***** Material supplied

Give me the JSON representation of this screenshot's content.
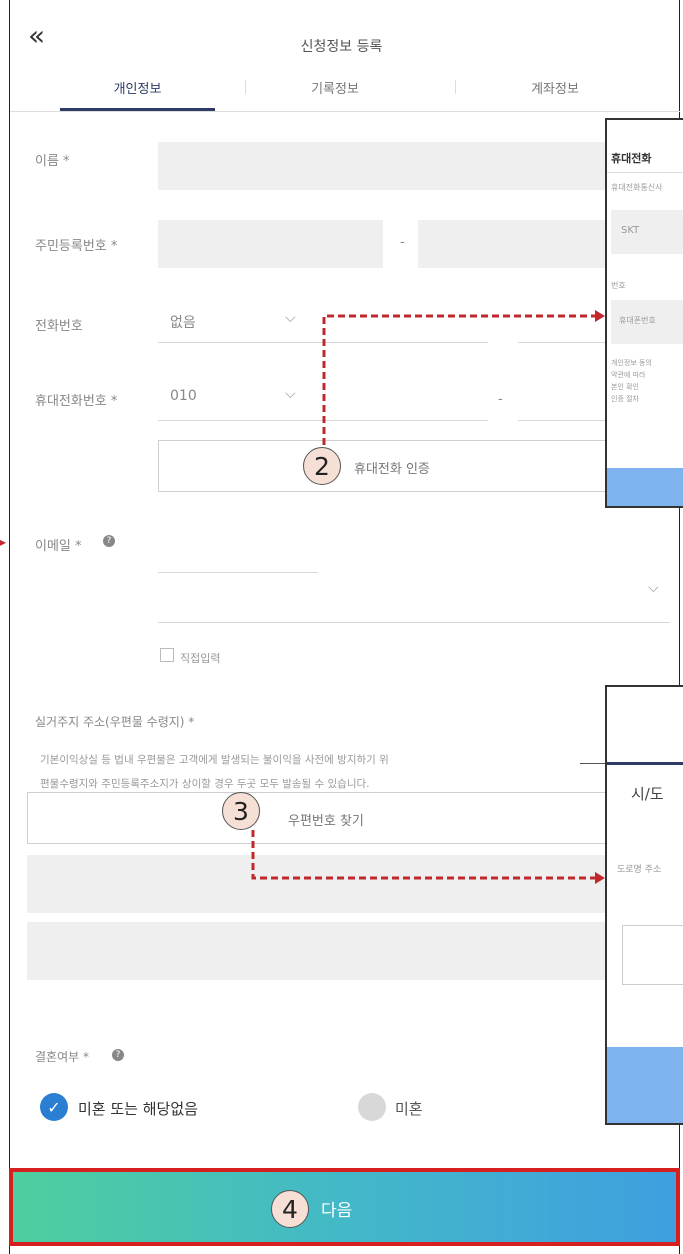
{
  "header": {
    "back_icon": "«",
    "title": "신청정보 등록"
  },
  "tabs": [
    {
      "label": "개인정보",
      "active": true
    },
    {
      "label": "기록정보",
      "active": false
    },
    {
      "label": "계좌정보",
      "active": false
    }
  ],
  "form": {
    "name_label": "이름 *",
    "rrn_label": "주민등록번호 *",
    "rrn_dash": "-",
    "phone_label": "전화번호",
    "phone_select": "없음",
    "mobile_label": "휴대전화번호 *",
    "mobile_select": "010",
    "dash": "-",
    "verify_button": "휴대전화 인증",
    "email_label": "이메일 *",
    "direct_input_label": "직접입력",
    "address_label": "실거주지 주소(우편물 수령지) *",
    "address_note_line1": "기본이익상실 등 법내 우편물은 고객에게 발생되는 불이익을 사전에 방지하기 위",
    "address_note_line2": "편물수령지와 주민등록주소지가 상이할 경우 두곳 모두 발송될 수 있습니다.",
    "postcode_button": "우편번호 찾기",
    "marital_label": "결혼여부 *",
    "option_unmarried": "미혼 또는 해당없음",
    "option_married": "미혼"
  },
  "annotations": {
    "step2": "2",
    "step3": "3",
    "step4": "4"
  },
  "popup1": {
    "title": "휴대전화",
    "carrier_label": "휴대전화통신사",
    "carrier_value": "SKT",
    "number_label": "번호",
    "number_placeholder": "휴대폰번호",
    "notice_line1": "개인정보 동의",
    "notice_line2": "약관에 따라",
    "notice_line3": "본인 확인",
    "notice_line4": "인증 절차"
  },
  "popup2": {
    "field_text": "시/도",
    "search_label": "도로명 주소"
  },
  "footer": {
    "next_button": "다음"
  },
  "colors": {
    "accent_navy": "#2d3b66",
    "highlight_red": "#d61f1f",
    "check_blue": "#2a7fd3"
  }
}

**********

Directive =>
Copy out every line of the material above exactly, skipping the pictures.

Response to the task =>
Give me the JSON representation of this screenshot's content.
{
  "header": {
    "back_icon": "«",
    "title": "신청정보 등록"
  },
  "tabs": [
    {
      "label": "개인정보",
      "active": true
    },
    {
      "label": "기록정보",
      "active": false
    },
    {
      "label": "계좌정보",
      "active": false
    }
  ],
  "form": {
    "name_label": "이름 *",
    "rrn_label": "주민등록번호 *",
    "rrn_dash": "-",
    "phone_label": "전화번호",
    "phone_select": "없음",
    "mobile_label": "휴대전화번호 *",
    "mobile_select": "010",
    "dash": "-",
    "verify_button": "휴대전화 인증",
    "email_label": "이메일 *",
    "direct_input_label": "직접입력",
    "address_label": "실거주지 주소(우편물 수령지) *",
    "address_note_line1": "기본이익상실 등 법내 우편물은 고객에게 발생되는 불이익을 사전에 방지하기 위",
    "address_note_line2": "편물수령지와 주민등록주소지가 상이할 경우 두곳 모두 발송될 수 있습니다.",
    "postcode_button": "우편번호 찾기",
    "marital_label": "결혼여부 *",
    "option_unmarried": "미혼 또는 해당없음",
    "option_married": "미혼"
  },
  "annotations": {
    "step2": "2",
    "step3": "3",
    "step4": "4"
  },
  "popup1": {
    "title": "휴대전화",
    "carrier_label": "휴대전화통신사",
    "carrier_value": "SKT",
    "number_label": "번호",
    "number_placeholder": "휴대폰번호",
    "notice_line1": "개인정보 동의",
    "notice_line2": "약관에 따라",
    "notice_line3": "본인 확인",
    "notice_line4": "인증 절차"
  },
  "popup2": {
    "field_text": "시/도",
    "search_label": "도로명 주소"
  },
  "footer": {
    "next_button": "다음"
  },
  "colors": {
    "accent_navy": "#2d3b66",
    "highlight_red": "#d61f1f",
    "check_blue": "#2a7fd3"
  }
}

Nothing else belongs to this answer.